EXERCISE DESCRIPTION: Below is some material; set it all down exactly, apart from the pictures.

GIVEN DATA:
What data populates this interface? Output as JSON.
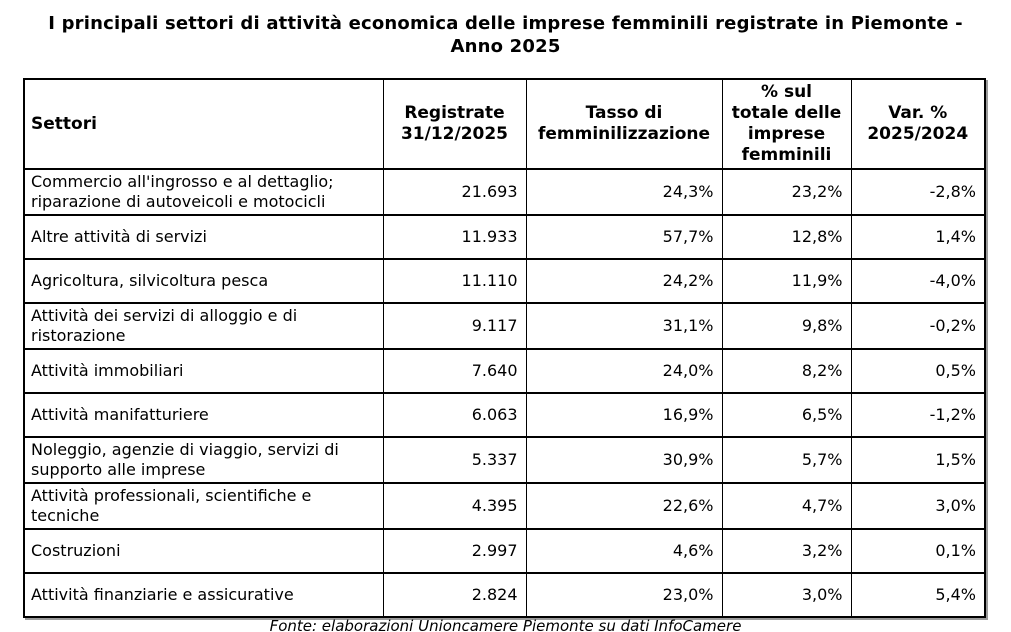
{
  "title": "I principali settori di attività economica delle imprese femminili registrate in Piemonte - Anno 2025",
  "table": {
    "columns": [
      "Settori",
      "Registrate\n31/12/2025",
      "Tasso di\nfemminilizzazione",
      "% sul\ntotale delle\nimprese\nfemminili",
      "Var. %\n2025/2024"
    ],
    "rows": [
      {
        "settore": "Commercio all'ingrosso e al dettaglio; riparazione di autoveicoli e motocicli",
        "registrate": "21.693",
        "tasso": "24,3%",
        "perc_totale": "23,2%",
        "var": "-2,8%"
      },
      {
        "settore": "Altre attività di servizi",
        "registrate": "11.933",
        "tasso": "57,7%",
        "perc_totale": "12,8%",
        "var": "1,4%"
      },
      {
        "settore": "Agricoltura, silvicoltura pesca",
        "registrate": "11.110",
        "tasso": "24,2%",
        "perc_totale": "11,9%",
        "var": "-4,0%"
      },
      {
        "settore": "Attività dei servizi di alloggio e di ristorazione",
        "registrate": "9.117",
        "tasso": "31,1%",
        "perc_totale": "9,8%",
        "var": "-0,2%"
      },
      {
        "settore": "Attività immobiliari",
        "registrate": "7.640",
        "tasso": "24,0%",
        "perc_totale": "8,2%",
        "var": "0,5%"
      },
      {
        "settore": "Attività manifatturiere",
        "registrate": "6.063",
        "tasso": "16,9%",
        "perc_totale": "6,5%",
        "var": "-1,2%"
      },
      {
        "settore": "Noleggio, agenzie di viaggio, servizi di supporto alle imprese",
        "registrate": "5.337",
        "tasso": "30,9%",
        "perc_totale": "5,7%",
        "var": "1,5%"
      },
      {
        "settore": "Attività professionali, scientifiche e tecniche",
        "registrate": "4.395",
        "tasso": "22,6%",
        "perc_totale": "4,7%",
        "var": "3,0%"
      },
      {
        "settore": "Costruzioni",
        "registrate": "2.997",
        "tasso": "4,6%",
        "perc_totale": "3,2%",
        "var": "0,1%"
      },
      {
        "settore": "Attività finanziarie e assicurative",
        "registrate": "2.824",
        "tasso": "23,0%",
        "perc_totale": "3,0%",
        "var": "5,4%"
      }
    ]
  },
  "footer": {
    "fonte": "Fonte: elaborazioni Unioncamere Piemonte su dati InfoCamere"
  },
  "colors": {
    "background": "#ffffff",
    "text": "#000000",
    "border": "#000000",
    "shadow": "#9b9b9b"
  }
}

REPLY TO THE EXERCISE:
What data populates this interface? Output as JSON.
{
  "title": "I principali settori di attività economica delle imprese femminili registrate in Piemonte - Anno 2025",
  "table": {
    "columns": [
      "Settori",
      "Registrate\n31/12/2025",
      "Tasso di\nfemminilizzazione",
      "% sul\ntotale delle\nimprese\nfemminili",
      "Var. %\n2025/2024"
    ],
    "rows": [
      {
        "settore": "Commercio all'ingrosso e al dettaglio; riparazione di autoveicoli e motocicli",
        "registrate": "21.693",
        "tasso": "24,3%",
        "perc_totale": "23,2%",
        "var": "-2,8%"
      },
      {
        "settore": "Altre attività di servizi",
        "registrate": "11.933",
        "tasso": "57,7%",
        "perc_totale": "12,8%",
        "var": "1,4%"
      },
      {
        "settore": "Agricoltura, silvicoltura pesca",
        "registrate": "11.110",
        "tasso": "24,2%",
        "perc_totale": "11,9%",
        "var": "-4,0%"
      },
      {
        "settore": "Attività dei servizi di alloggio e di ristorazione",
        "registrate": "9.117",
        "tasso": "31,1%",
        "perc_totale": "9,8%",
        "var": "-0,2%"
      },
      {
        "settore": "Attività immobiliari",
        "registrate": "7.640",
        "tasso": "24,0%",
        "perc_totale": "8,2%",
        "var": "0,5%"
      },
      {
        "settore": "Attività manifatturiere",
        "registrate": "6.063",
        "tasso": "16,9%",
        "perc_totale": "6,5%",
        "var": "-1,2%"
      },
      {
        "settore": "Noleggio, agenzie di viaggio, servizi di supporto alle imprese",
        "registrate": "5.337",
        "tasso": "30,9%",
        "perc_totale": "5,7%",
        "var": "1,5%"
      },
      {
        "settore": "Attività professionali, scientifiche e tecniche",
        "registrate": "4.395",
        "tasso": "22,6%",
        "perc_totale": "4,7%",
        "var": "3,0%"
      },
      {
        "settore": "Costruzioni",
        "registrate": "2.997",
        "tasso": "4,6%",
        "perc_totale": "3,2%",
        "var": "0,1%"
      },
      {
        "settore": "Attività finanziarie e assicurative",
        "registrate": "2.824",
        "tasso": "23,0%",
        "perc_totale": "3,0%",
        "var": "5,4%"
      }
    ]
  },
  "footer": {
    "fonte": "Fonte: elaborazioni Unioncamere Piemonte su dati InfoCamere"
  },
  "colors": {
    "background": "#ffffff",
    "text": "#000000",
    "border": "#000000",
    "shadow": "#9b9b9b"
  }
}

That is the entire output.